Data supplied:
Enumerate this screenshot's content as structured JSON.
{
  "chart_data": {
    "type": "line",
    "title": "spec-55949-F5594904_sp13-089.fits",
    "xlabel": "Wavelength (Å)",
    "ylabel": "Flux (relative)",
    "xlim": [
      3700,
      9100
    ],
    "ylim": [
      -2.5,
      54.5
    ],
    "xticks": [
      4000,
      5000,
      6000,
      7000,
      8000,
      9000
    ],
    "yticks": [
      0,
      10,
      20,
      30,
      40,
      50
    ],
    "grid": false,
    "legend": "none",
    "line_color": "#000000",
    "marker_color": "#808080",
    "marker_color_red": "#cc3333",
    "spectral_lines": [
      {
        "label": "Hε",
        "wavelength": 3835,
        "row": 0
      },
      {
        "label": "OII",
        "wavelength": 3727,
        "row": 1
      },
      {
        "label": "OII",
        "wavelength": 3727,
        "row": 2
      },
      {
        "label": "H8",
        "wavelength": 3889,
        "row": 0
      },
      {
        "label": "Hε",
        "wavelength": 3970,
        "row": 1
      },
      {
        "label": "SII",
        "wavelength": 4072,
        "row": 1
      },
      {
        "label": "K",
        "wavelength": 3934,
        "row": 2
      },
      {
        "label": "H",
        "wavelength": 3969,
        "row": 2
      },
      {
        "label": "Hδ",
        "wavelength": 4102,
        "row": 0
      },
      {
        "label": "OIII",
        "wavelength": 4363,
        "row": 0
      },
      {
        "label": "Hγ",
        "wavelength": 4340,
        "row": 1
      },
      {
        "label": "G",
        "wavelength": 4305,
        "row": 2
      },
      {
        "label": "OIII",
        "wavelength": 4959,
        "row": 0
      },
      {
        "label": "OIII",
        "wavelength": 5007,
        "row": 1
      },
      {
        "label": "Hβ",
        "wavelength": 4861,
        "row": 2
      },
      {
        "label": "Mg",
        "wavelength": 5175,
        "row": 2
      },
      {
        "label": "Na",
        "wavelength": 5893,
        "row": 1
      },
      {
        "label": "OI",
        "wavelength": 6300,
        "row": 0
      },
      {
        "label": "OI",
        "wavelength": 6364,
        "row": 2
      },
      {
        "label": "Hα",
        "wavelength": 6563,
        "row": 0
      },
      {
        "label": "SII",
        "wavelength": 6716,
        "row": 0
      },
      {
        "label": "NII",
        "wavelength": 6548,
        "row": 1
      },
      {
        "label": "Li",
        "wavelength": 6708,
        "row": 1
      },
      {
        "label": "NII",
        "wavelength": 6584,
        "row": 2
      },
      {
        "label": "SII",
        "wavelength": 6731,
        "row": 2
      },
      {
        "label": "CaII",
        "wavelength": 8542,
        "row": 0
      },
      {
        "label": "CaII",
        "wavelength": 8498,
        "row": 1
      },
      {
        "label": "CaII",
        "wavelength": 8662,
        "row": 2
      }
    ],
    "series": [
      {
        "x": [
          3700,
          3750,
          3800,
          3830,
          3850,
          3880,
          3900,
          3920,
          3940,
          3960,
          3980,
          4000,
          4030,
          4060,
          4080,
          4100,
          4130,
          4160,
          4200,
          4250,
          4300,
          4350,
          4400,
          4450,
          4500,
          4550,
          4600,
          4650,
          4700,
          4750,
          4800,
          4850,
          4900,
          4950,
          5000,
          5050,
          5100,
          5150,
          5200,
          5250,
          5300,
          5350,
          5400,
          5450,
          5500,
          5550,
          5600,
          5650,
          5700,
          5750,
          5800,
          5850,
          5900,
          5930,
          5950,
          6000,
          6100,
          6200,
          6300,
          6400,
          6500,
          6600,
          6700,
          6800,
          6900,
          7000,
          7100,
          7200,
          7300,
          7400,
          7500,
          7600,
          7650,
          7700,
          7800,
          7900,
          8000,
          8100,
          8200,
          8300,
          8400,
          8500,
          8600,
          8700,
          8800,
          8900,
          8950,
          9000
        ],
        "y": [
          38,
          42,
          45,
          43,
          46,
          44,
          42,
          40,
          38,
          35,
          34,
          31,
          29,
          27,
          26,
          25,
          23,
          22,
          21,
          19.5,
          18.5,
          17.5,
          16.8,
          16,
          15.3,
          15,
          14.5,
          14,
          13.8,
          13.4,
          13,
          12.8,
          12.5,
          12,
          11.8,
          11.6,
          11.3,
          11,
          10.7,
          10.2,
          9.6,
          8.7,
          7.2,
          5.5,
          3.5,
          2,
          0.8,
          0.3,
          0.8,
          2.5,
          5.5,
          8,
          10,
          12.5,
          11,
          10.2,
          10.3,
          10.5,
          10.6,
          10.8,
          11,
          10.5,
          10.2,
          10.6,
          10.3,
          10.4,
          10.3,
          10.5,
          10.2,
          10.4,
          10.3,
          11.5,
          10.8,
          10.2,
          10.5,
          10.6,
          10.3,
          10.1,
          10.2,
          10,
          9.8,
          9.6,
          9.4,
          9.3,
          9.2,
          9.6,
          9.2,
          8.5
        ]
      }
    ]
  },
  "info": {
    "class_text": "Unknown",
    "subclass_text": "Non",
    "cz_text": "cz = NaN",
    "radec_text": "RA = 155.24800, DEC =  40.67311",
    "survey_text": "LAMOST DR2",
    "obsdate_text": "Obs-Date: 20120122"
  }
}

Exercise: Copy down the material exactly as written.

The answer:
Enumerate this screenshot's content as structured JSON.
{
  "chart_data": {
    "type": "line",
    "title": "spec-55949-F5594904_sp13-089.fits",
    "xlabel": "Wavelength (Å)",
    "ylabel": "Flux (relative)",
    "xlim": [
      3700,
      9100
    ],
    "ylim": [
      -2.5,
      54.5
    ],
    "xticks": [
      4000,
      5000,
      6000,
      7000,
      8000,
      9000
    ],
    "yticks": [
      0,
      10,
      20,
      30,
      40,
      50
    ],
    "grid": false,
    "legend": "none",
    "line_color": "#000000",
    "marker_color": "#808080",
    "marker_color_red": "#cc3333",
    "spectral_lines": [
      {
        "label": "Hε",
        "wavelength": 3835,
        "row": 0
      },
      {
        "label": "OII",
        "wavelength": 3727,
        "row": 1
      },
      {
        "label": "OII",
        "wavelength": 3727,
        "row": 2
      },
      {
        "label": "H8",
        "wavelength": 3889,
        "row": 0
      },
      {
        "label": "Hε",
        "wavelength": 3970,
        "row": 1
      },
      {
        "label": "SII",
        "wavelength": 4072,
        "row": 1
      },
      {
        "label": "K",
        "wavelength": 3934,
        "row": 2
      },
      {
        "label": "H",
        "wavelength": 3969,
        "row": 2
      },
      {
        "label": "Hδ",
        "wavelength": 4102,
        "row": 0
      },
      {
        "label": "OIII",
        "wavelength": 4363,
        "row": 0
      },
      {
        "label": "Hγ",
        "wavelength": 4340,
        "row": 1
      },
      {
        "label": "G",
        "wavelength": 4305,
        "row": 2
      },
      {
        "label": "OIII",
        "wavelength": 4959,
        "row": 0
      },
      {
        "label": "OIII",
        "wavelength": 5007,
        "row": 1
      },
      {
        "label": "Hβ",
        "wavelength": 4861,
        "row": 2
      },
      {
        "label": "Mg",
        "wavelength": 5175,
        "row": 2
      },
      {
        "label": "Na",
        "wavelength": 5893,
        "row": 1
      },
      {
        "label": "OI",
        "wavelength": 6300,
        "row": 0
      },
      {
        "label": "OI",
        "wavelength": 6364,
        "row": 2
      },
      {
        "label": "Hα",
        "wavelength": 6563,
        "row": 0
      },
      {
        "label": "SII",
        "wavelength": 6716,
        "row": 0
      },
      {
        "label": "NII",
        "wavelength": 6548,
        "row": 1
      },
      {
        "label": "Li",
        "wavelength": 6708,
        "row": 1
      },
      {
        "label": "NII",
        "wavelength": 6584,
        "row": 2
      },
      {
        "label": "SII",
        "wavelength": 6731,
        "row": 2
      },
      {
        "label": "CaII",
        "wavelength": 8542,
        "row": 0
      },
      {
        "label": "CaII",
        "wavelength": 8498,
        "row": 1
      },
      {
        "label": "CaII",
        "wavelength": 8662,
        "row": 2
      }
    ],
    "series": [
      {
        "x": [
          3700,
          3750,
          3800,
          3830,
          3850,
          3880,
          3900,
          3920,
          3940,
          3960,
          3980,
          4000,
          4030,
          4060,
          4080,
          4100,
          4130,
          4160,
          4200,
          4250,
          4300,
          4350,
          4400,
          4450,
          4500,
          4550,
          4600,
          4650,
          4700,
          4750,
          4800,
          4850,
          4900,
          4950,
          5000,
          5050,
          5100,
          5150,
          5200,
          5250,
          5300,
          5350,
          5400,
          5450,
          5500,
          5550,
          5600,
          5650,
          5700,
          5750,
          5800,
          5850,
          5900,
          5930,
          5950,
          6000,
          6100,
          6200,
          6300,
          6400,
          6500,
          6600,
          6700,
          6800,
          6900,
          7000,
          7100,
          7200,
          7300,
          7400,
          7500,
          7600,
          7650,
          7700,
          7800,
          7900,
          8000,
          8100,
          8200,
          8300,
          8400,
          8500,
          8600,
          8700,
          8800,
          8900,
          8950,
          9000
        ],
        "y": [
          38,
          42,
          45,
          43,
          46,
          44,
          42,
          40,
          38,
          35,
          34,
          31,
          29,
          27,
          26,
          25,
          23,
          22,
          21,
          19.5,
          18.5,
          17.5,
          16.8,
          16,
          15.3,
          15,
          14.5,
          14,
          13.8,
          13.4,
          13,
          12.8,
          12.5,
          12,
          11.8,
          11.6,
          11.3,
          11,
          10.7,
          10.2,
          9.6,
          8.7,
          7.2,
          5.5,
          3.5,
          2,
          0.8,
          0.3,
          0.8,
          2.5,
          5.5,
          8,
          10,
          12.5,
          11,
          10.2,
          10.3,
          10.5,
          10.6,
          10.8,
          11,
          10.5,
          10.2,
          10.6,
          10.3,
          10.4,
          10.3,
          10.5,
          10.2,
          10.4,
          10.3,
          11.5,
          10.8,
          10.2,
          10.5,
          10.6,
          10.3,
          10.1,
          10.2,
          10,
          9.8,
          9.6,
          9.4,
          9.3,
          9.2,
          9.6,
          9.2,
          8.5
        ]
      }
    ]
  },
  "info": {
    "class_text": "Unknown",
    "subclass_text": "Non",
    "cz_text": "cz = NaN",
    "radec_text": "RA = 155.24800, DEC =  40.67311",
    "survey_text": "LAMOST DR2",
    "obsdate_text": "Obs-Date: 20120122"
  }
}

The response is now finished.